— START OF Entries shown —

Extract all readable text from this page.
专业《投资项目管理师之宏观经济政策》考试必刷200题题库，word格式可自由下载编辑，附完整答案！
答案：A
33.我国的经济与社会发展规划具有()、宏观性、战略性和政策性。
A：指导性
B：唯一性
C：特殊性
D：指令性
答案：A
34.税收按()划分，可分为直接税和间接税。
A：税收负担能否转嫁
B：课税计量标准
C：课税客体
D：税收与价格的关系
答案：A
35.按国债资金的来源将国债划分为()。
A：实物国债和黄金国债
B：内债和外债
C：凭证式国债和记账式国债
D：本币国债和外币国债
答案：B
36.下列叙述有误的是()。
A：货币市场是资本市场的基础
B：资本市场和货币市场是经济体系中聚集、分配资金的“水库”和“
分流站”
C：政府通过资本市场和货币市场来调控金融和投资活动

— END OF Entries shown —

== Short task ==
Extract all of the data above and output it character for character.

== Result of this task ==
Extract all readable text from this page.
专业《投资项目管理师之宏观经济政策》考试必刷200题题库，word格式可自由下载编辑，附完整答案！
答案：A
33.我国的经济与社会发展规划具有()、宏观性、战略性和政策性。
A：指导性
B：唯一性
C：特殊性
D：指令性
答案：A
34.税收按()划分，可分为直接税和间接税。
A：税收负担能否转嫁
B：课税计量标准
C：课税客体
D：税收与价格的关系
答案：A
35.按国债资金的来源将国债划分为()。
A：实物国债和黄金国债
B：内债和外债
C：凭证式国债和记账式国债
D：本币国债和外币国债
答案：B
36.下列叙述有误的是()。
A：货币市场是资本市场的基础
B：资本市场和货币市场是经济体系中聚集、分配资金的“水库”和“
分流站”
C：政府通过资本市场和货币市场来调控金融和投资活动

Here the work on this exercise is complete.